* THE PROBLEM:
Transcribe every entry word for word. Skip the pictures.

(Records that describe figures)
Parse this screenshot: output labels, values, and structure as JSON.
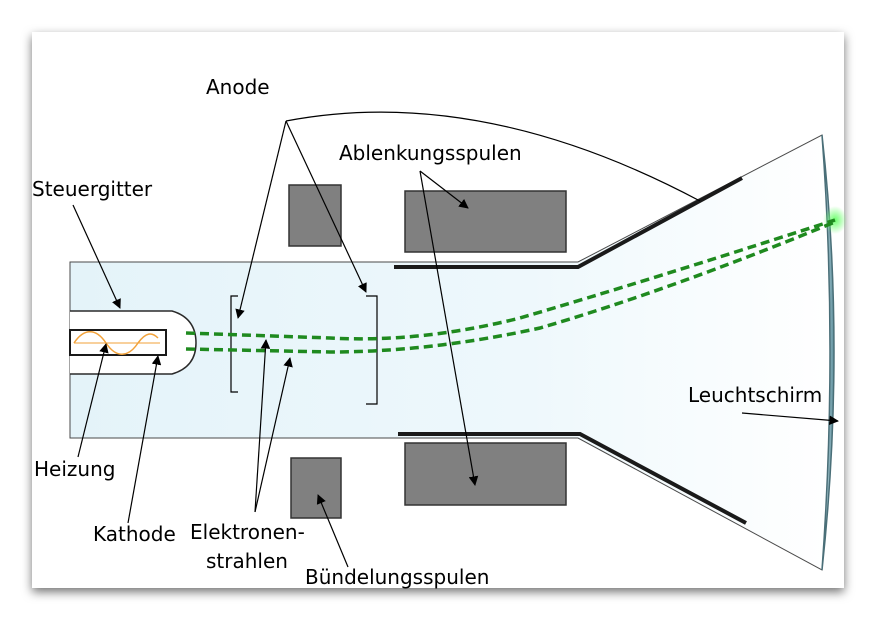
{
  "labels": {
    "anode": "Anode",
    "deflection_coils": "Ablenkungsspulen",
    "control_grid": "Steuergitter",
    "screen": "Leuchtschirm",
    "heater": "Heizung",
    "cathode": "Kathode",
    "electron_beams_line1": "Elektronen-",
    "electron_beams_line2": "strahlen",
    "focusing_coils": "Bündelungsspulen"
  },
  "colors": {
    "tube_fill": "#e8f6fb",
    "coil_fill": "#808080",
    "beam": "#1f8a1f",
    "heater_wave": "#f2a23a",
    "screen_glow": "#47e447",
    "screen_edge": "#5f8f9b"
  }
}
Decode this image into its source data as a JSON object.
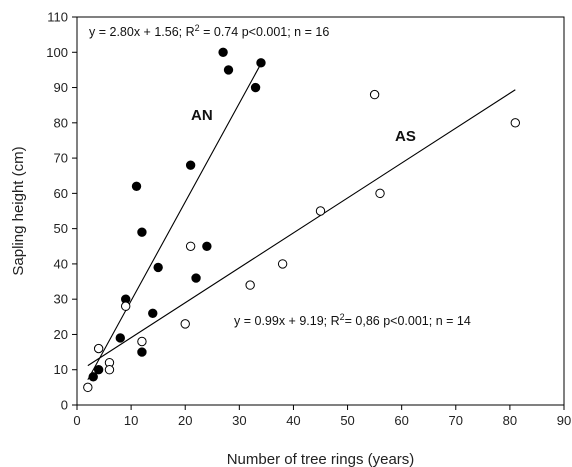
{
  "chart_data": {
    "type": "scatter",
    "xlabel": "Number of tree rings (years)",
    "ylabel": "Sapling height (cm)",
    "xlim": [
      0,
      90
    ],
    "ylim": [
      0,
      110
    ],
    "xticks": [
      0,
      10,
      20,
      30,
      40,
      50,
      60,
      70,
      80,
      90
    ],
    "yticks": [
      0,
      10,
      20,
      30,
      40,
      50,
      60,
      70,
      80,
      90,
      100,
      110
    ],
    "xtick_labels": [
      "0",
      "10",
      "20",
      "30",
      "40",
      "50",
      "60",
      "70",
      "80",
      "90"
    ],
    "ytick_labels": [
      "0",
      "10",
      "20",
      "30",
      "40",
      "50",
      "60",
      "70",
      "80",
      "90",
      "100",
      "110"
    ],
    "grid": false,
    "series": [
      {
        "name": "AN",
        "marker": "filled-circle",
        "color": "#000000",
        "points": [
          [
            3,
            8
          ],
          [
            4,
            10
          ],
          [
            8,
            19
          ],
          [
            9,
            30
          ],
          [
            11,
            62
          ],
          [
            12,
            49
          ],
          [
            12,
            15
          ],
          [
            14,
            26
          ],
          [
            15,
            39
          ],
          [
            21,
            68
          ],
          [
            22,
            36
          ],
          [
            24,
            45
          ],
          [
            27,
            100
          ],
          [
            28,
            95
          ],
          [
            33,
            90
          ],
          [
            34,
            97
          ]
        ],
        "fit": {
          "slope": 2.8,
          "intercept": 1.56,
          "x_range": [
            2,
            34
          ]
        },
        "annotation": {
          "eq": "y = 2.80x + 1.56; R",
          "sup": "2",
          "rest": " = 0.74 p<0.001; n = 16"
        }
      },
      {
        "name": "AS",
        "marker": "open-circle",
        "color": "#000000",
        "points": [
          [
            2,
            5
          ],
          [
            4,
            16
          ],
          [
            6,
            12
          ],
          [
            6,
            10
          ],
          [
            9,
            28
          ],
          [
            12,
            18
          ],
          [
            20,
            23
          ],
          [
            21,
            45
          ],
          [
            32,
            34
          ],
          [
            38,
            40
          ],
          [
            45,
            55
          ],
          [
            55,
            88
          ],
          [
            56,
            60
          ],
          [
            81,
            80
          ]
        ],
        "fit": {
          "slope": 0.99,
          "intercept": 9.19,
          "x_range": [
            2,
            81
          ]
        },
        "annotation": {
          "eq": "y = 0.99x + 9.19;  R",
          "sup": "2",
          "rest": "= 0,86  p<0.001; n = 14"
        }
      }
    ]
  }
}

* EXERCISE ANSWER:
Parse this screenshot: output labels, values, and structure as JSON.
{
  "labels": {
    "anode": "Anode",
    "deflection_coils": "Ablenkungsspulen",
    "control_grid": "Steuergitter",
    "screen": "Leuchtschirm",
    "heater": "Heizung",
    "cathode": "Kathode",
    "electron_beams_line1": "Elektronen-",
    "electron_beams_line2": "strahlen",
    "focusing_coils": "Bündelungsspulen"
  },
  "colors": {
    "tube_fill": "#e8f6fb",
    "coil_fill": "#808080",
    "beam": "#1f8a1f",
    "heater_wave": "#f2a23a",
    "screen_glow": "#47e447",
    "screen_edge": "#5f8f9b"
  }
}
Decode this image into its source data as a JSON object.
{
  "chart_data": {
    "type": "scatter",
    "xlabel": "Number of tree rings (years)",
    "ylabel": "Sapling height (cm)",
    "xlim": [
      0,
      90
    ],
    "ylim": [
      0,
      110
    ],
    "xticks": [
      0,
      10,
      20,
      30,
      40,
      50,
      60,
      70,
      80,
      90
    ],
    "yticks": [
      0,
      10,
      20,
      30,
      40,
      50,
      60,
      70,
      80,
      90,
      100,
      110
    ],
    "xtick_labels": [
      "0",
      "10",
      "20",
      "30",
      "40",
      "50",
      "60",
      "70",
      "80",
      "90"
    ],
    "ytick_labels": [
      "0",
      "10",
      "20",
      "30",
      "40",
      "50",
      "60",
      "70",
      "80",
      "90",
      "100",
      "110"
    ],
    "grid": false,
    "series": [
      {
        "name": "AN",
        "marker": "filled-circle",
        "color": "#000000",
        "points": [
          [
            3,
            8
          ],
          [
            4,
            10
          ],
          [
            8,
            19
          ],
          [
            9,
            30
          ],
          [
            11,
            62
          ],
          [
            12,
            49
          ],
          [
            12,
            15
          ],
          [
            14,
            26
          ],
          [
            15,
            39
          ],
          [
            21,
            68
          ],
          [
            22,
            36
          ],
          [
            24,
            45
          ],
          [
            27,
            100
          ],
          [
            28,
            95
          ],
          [
            33,
            90
          ],
          [
            34,
            97
          ]
        ],
        "fit": {
          "slope": 2.8,
          "intercept": 1.56,
          "x_range": [
            2,
            34
          ]
        },
        "annotation": {
          "eq": "y = 2.80x + 1.56; R",
          "sup": "2",
          "rest": " = 0.74 p<0.001; n = 16"
        }
      },
      {
        "name": "AS",
        "marker": "open-circle",
        "color": "#000000",
        "points": [
          [
            2,
            5
          ],
          [
            4,
            16
          ],
          [
            6,
            12
          ],
          [
            6,
            10
          ],
          [
            9,
            28
          ],
          [
            12,
            18
          ],
          [
            20,
            23
          ],
          [
            21,
            45
          ],
          [
            32,
            34
          ],
          [
            38,
            40
          ],
          [
            45,
            55
          ],
          [
            55,
            88
          ],
          [
            56,
            60
          ],
          [
            81,
            80
          ]
        ],
        "fit": {
          "slope": 0.99,
          "intercept": 9.19,
          "x_range": [
            2,
            81
          ]
        },
        "annotation": {
          "eq": "y = 0.99x + 9.19;  R",
          "sup": "2",
          "rest": "= 0,86  p<0.001; n = 14"
        }
      }
    ]
  }
}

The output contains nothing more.